Work to do: Retype the records below word for word and omit any image.

++++++++++

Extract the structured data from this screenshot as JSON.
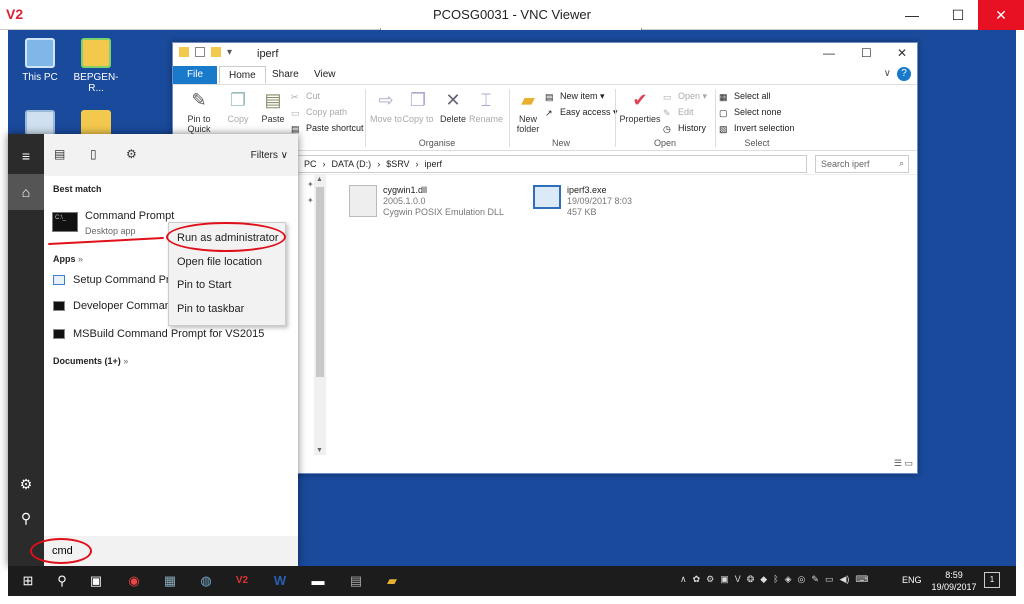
{
  "vnc": {
    "logo": "V2",
    "title": "PCOSG0031 - VNC Viewer",
    "min": "—",
    "max": "☐",
    "close": "✕"
  },
  "desktop": {
    "icons": [
      {
        "label": "This PC"
      },
      {
        "label": "BEPGEN-R..."
      }
    ],
    "bg_color": "#1a4a9c"
  },
  "explorer": {
    "window_name": "iperf",
    "tabs": {
      "file": "File",
      "home": "Home",
      "share": "Share",
      "view": "View"
    },
    "ribbon": {
      "clipboard": {
        "pin": "Pin to Quick access",
        "copy": "Copy",
        "paste": "Paste",
        "cut": "Cut",
        "copy_path": "Copy path",
        "paste_shortcut": "Paste shortcut"
      },
      "organise": {
        "move_to": "Move to",
        "copy_to": "Copy to",
        "delete": "Delete",
        "rename": "Rename",
        "group": "Organise"
      },
      "new": {
        "new_folder": "New folder",
        "new_item": "New item",
        "easy_access": "Easy access",
        "group": "New"
      },
      "open": {
        "properties": "Properties",
        "open": "Open",
        "edit": "Edit",
        "history": "History",
        "group": "Open"
      },
      "select": {
        "select_all": "Select all",
        "select_none": "Select none",
        "invert": "Invert selection",
        "group": "Select"
      }
    },
    "address": {
      "pc": "PC",
      "sep1": "›",
      "drive": "DATA (D:)",
      "sep2": "›",
      "srv": "$SRV",
      "sep3": "›",
      "folder": "iperf"
    },
    "search_placeholder": "Search iperf",
    "files": [
      {
        "name": "cygwin1.dll",
        "line2": "2005.1.0.0",
        "line3": "Cygwin POSIX Emulation DLL"
      },
      {
        "name": "iperf3.exe",
        "line2": "19/09/2017 8:03",
        "line3": "457 KB"
      }
    ]
  },
  "start_menu": {
    "filters": "Filters",
    "best_match_header": "Best match",
    "best_match": {
      "name": "Command Prompt",
      "sub": "Desktop app"
    },
    "apps_header": "Apps",
    "apps": [
      {
        "label": "Setup Command Pr"
      },
      {
        "label": "Developer Comman"
      },
      {
        "label": "MSBuild Command Prompt for VS2015"
      }
    ],
    "documents_header": "Documents (1+)",
    "chevron": "»",
    "search_value": "cmd"
  },
  "context_menu": {
    "items": [
      "Run as administrator",
      "Open file location",
      "Pin to Start",
      "Pin to taskbar"
    ]
  },
  "taskbar": {
    "language": "ENG",
    "time": "8:59",
    "date": "19/09/2017",
    "notif_count": "1"
  },
  "colors": {
    "accent": "#1979ca",
    "annotation": "#e0101a",
    "taskbar": "#1c1c1c"
  }
}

++++++++++

Answer to this exercise:
Extract the structured data from this screenshot as JSON.
{
  "vnc": {
    "logo": "V2",
    "title": "PCOSG0031 - VNC Viewer",
    "min": "—",
    "max": "☐",
    "close": "✕"
  },
  "desktop": {
    "icons": [
      {
        "label": "This PC"
      },
      {
        "label": "BEPGEN-R..."
      }
    ],
    "bg_color": "#1a4a9c"
  },
  "explorer": {
    "window_name": "iperf",
    "tabs": {
      "file": "File",
      "home": "Home",
      "share": "Share",
      "view": "View"
    },
    "ribbon": {
      "clipboard": {
        "pin": "Pin to Quick access",
        "copy": "Copy",
        "paste": "Paste",
        "cut": "Cut",
        "copy_path": "Copy path",
        "paste_shortcut": "Paste shortcut"
      },
      "organise": {
        "move_to": "Move to",
        "copy_to": "Copy to",
        "delete": "Delete",
        "rename": "Rename",
        "group": "Organise"
      },
      "new": {
        "new_folder": "New folder",
        "new_item": "New item",
        "easy_access": "Easy access",
        "group": "New"
      },
      "open": {
        "properties": "Properties",
        "open": "Open",
        "edit": "Edit",
        "history": "History",
        "group": "Open"
      },
      "select": {
        "select_all": "Select all",
        "select_none": "Select none",
        "invert": "Invert selection",
        "group": "Select"
      }
    },
    "address": {
      "pc": "PC",
      "sep1": "›",
      "drive": "DATA (D:)",
      "sep2": "›",
      "srv": "$SRV",
      "sep3": "›",
      "folder": "iperf"
    },
    "search_placeholder": "Search iperf",
    "files": [
      {
        "name": "cygwin1.dll",
        "line2": "2005.1.0.0",
        "line3": "Cygwin POSIX Emulation DLL"
      },
      {
        "name": "iperf3.exe",
        "line2": "19/09/2017 8:03",
        "line3": "457 KB"
      }
    ]
  },
  "start_menu": {
    "filters": "Filters",
    "best_match_header": "Best match",
    "best_match": {
      "name": "Command Prompt",
      "sub": "Desktop app"
    },
    "apps_header": "Apps",
    "apps": [
      {
        "label": "Setup Command Pr"
      },
      {
        "label": "Developer Comman"
      },
      {
        "label": "MSBuild Command Prompt for VS2015"
      }
    ],
    "documents_header": "Documents (1+)",
    "chevron": "»",
    "search_value": "cmd"
  },
  "context_menu": {
    "items": [
      "Run as administrator",
      "Open file location",
      "Pin to Start",
      "Pin to taskbar"
    ]
  },
  "taskbar": {
    "language": "ENG",
    "time": "8:59",
    "date": "19/09/2017",
    "notif_count": "1"
  },
  "colors": {
    "accent": "#1979ca",
    "annotation": "#e0101a",
    "taskbar": "#1c1c1c"
  }
}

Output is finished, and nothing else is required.